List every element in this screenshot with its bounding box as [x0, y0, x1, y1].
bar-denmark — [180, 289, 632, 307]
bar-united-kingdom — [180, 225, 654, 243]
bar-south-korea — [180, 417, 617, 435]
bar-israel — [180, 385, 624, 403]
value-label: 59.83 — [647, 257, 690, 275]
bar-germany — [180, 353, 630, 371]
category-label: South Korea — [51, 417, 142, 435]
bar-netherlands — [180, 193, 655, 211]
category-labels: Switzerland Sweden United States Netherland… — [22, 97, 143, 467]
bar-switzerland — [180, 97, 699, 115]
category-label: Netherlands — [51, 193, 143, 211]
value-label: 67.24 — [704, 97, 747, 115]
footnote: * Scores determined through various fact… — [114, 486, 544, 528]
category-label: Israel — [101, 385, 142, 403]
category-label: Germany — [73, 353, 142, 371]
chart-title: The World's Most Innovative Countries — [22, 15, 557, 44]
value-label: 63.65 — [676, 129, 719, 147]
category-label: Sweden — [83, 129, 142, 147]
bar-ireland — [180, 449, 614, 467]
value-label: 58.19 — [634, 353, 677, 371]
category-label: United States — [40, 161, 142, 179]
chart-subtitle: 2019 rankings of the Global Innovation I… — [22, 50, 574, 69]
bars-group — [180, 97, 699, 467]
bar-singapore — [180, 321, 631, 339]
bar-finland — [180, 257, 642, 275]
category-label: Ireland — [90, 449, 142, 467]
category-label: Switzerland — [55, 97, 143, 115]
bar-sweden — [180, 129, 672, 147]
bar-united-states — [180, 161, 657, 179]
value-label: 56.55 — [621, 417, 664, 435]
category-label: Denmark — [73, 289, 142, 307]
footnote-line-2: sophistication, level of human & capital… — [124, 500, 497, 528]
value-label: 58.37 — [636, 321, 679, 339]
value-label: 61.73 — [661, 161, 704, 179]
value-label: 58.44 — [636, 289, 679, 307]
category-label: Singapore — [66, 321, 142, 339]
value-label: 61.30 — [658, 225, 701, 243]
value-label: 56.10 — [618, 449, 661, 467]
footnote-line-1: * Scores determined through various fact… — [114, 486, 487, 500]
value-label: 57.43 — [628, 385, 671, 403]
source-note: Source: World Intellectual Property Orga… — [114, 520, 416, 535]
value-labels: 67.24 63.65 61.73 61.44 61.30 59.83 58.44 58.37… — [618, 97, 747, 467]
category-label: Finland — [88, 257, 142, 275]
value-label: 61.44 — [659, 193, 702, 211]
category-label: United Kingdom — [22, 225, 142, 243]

● ● ● ● ●

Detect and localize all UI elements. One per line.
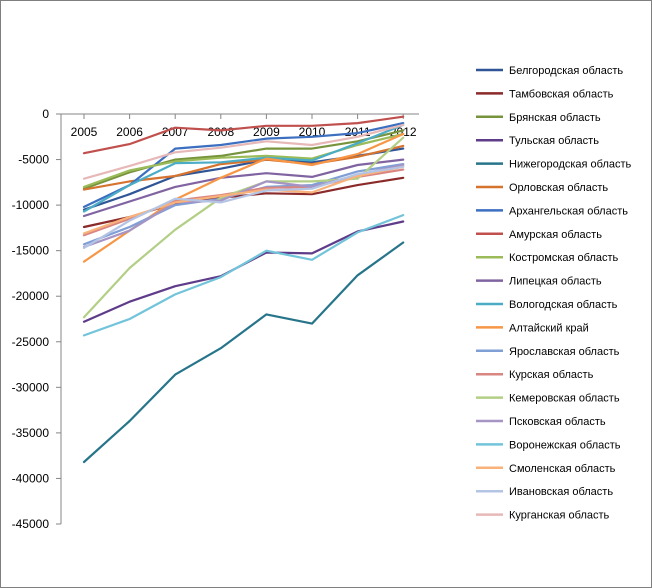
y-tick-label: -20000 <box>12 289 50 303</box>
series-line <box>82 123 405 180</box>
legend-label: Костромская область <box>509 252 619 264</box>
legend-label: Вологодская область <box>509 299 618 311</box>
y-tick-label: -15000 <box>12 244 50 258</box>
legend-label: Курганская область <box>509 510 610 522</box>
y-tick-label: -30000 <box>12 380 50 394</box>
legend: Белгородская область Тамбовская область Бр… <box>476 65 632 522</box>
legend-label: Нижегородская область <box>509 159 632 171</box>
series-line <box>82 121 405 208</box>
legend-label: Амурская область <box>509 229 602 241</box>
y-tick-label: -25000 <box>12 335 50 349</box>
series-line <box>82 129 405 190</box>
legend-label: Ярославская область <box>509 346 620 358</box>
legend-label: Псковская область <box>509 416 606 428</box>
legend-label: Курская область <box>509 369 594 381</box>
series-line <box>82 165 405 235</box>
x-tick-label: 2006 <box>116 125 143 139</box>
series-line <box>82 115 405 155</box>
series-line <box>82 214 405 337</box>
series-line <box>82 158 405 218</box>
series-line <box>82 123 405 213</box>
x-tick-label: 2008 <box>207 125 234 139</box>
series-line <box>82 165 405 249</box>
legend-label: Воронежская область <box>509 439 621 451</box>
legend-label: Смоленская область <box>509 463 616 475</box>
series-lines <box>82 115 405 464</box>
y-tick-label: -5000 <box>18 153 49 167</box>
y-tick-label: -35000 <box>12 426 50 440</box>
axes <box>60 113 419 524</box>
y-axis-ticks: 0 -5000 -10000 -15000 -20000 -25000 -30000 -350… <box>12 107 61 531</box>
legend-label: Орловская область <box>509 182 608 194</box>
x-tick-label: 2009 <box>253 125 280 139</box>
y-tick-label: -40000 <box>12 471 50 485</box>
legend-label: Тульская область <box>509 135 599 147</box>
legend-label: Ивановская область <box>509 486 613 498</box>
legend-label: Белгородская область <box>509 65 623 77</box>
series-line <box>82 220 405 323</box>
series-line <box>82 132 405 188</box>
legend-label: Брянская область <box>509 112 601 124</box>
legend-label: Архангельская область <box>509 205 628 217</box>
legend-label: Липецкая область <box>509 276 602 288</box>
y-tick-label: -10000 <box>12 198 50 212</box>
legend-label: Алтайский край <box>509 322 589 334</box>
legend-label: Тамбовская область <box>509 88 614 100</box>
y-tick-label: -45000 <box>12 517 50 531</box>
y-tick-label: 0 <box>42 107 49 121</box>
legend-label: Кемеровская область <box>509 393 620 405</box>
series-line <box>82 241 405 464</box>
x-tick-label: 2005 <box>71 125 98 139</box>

● ● ● ● ●

[Exercise requirements] Extract each line above that contains the string "through". Match case exactly.

[Answer]
footnote: * Scores determined through various fact… — [114, 486, 544, 528]
footnote-line-1: * Scores determined through various fact… — [114, 486, 487, 500]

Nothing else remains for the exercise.